TASK BRIEF:
Go through the listing and pick out each line with the word "гипсоплиты" in it.

-- begin EXERCISE DATA --

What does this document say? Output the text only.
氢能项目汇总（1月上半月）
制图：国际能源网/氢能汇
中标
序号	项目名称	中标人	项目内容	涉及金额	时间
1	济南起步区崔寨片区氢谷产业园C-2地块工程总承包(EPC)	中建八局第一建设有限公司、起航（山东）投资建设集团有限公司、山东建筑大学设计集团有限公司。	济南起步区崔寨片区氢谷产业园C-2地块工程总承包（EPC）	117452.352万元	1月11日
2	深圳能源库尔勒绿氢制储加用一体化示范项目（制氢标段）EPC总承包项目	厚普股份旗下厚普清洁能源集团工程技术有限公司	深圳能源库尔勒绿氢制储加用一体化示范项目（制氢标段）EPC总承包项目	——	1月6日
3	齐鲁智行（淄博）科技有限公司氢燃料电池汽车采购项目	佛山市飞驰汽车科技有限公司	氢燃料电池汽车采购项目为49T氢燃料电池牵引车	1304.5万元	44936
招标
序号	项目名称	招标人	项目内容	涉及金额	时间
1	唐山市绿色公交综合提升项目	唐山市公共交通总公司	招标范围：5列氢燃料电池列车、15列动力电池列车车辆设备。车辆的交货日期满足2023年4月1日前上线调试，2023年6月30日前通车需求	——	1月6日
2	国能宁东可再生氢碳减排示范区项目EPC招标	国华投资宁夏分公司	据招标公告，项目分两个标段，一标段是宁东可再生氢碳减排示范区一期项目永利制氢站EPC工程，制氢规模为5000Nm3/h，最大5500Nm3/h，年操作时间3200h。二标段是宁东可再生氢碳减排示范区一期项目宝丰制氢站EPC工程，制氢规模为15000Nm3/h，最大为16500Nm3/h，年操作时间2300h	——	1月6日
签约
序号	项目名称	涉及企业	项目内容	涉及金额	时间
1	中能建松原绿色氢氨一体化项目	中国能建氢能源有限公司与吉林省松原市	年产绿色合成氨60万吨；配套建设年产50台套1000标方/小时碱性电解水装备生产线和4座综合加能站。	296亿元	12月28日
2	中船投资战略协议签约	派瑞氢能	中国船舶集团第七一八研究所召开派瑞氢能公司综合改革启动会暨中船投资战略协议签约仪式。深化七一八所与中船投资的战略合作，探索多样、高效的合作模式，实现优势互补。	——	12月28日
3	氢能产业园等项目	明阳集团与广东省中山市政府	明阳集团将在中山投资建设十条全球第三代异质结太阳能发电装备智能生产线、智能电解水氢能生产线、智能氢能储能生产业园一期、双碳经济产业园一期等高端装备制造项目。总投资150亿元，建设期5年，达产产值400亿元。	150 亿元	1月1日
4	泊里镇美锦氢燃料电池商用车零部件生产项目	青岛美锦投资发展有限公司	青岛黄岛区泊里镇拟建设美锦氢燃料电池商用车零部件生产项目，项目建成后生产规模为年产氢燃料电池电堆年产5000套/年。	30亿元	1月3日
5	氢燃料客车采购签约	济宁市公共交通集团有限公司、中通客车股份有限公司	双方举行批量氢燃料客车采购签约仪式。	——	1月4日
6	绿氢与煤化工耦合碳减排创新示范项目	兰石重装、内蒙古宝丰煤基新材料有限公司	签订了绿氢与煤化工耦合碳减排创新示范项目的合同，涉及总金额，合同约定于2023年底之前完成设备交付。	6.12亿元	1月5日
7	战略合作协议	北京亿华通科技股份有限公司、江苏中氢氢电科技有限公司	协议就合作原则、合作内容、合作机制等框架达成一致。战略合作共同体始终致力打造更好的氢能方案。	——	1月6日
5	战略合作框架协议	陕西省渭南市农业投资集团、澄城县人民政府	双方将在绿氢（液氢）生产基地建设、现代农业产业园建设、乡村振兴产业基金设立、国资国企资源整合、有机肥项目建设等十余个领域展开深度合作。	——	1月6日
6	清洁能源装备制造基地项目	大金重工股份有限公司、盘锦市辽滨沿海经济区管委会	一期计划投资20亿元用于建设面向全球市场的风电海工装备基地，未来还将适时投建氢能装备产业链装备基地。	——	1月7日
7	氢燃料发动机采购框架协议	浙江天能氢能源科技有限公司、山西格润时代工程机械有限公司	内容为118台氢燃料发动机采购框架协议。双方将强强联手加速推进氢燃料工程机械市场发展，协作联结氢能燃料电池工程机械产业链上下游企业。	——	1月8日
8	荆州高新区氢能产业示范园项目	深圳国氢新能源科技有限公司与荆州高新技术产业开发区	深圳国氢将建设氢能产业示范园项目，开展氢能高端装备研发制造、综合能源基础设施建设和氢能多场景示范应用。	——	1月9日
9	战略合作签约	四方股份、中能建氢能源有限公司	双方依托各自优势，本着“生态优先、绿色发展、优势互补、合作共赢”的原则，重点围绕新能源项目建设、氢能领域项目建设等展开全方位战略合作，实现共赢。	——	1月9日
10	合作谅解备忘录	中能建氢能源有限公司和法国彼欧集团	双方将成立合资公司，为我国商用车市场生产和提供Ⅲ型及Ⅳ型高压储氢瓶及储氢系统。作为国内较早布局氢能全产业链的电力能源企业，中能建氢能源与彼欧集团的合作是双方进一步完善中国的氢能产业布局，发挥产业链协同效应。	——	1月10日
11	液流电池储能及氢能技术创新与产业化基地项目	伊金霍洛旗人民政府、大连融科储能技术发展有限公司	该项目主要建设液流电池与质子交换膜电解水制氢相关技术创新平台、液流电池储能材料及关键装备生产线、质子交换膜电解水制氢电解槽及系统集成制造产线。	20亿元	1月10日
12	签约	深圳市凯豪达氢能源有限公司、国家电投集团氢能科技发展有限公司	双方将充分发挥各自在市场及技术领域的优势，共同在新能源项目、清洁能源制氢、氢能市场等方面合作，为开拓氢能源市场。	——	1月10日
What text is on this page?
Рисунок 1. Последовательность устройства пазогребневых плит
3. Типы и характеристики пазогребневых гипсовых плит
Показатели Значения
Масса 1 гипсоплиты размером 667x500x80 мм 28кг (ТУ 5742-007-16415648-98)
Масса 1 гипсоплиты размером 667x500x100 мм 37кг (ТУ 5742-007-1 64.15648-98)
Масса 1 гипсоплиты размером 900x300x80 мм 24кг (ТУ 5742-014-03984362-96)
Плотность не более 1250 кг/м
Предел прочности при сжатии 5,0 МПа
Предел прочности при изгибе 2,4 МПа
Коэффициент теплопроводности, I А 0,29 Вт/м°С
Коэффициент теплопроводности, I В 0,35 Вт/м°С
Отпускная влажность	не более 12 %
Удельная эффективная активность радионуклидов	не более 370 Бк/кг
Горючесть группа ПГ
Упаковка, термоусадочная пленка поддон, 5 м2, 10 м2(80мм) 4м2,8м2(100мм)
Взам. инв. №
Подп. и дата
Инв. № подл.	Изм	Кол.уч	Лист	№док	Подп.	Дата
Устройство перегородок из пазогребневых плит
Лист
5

-- end EXERCISE DATA --

PROBLEM SOLUTION:
Масса 1 гипсоплиты размером 667x500x80 мм 28кг (ТУ 5742-007-16415648-98)
Масса 1 гипсоплиты размером 667x500x100 мм 37кг (ТУ 5742-007-1 64.15648-98)
Масса 1 гипсоплиты размером 900x300x80 мм 24кг (ТУ 5742-014-03984362-96)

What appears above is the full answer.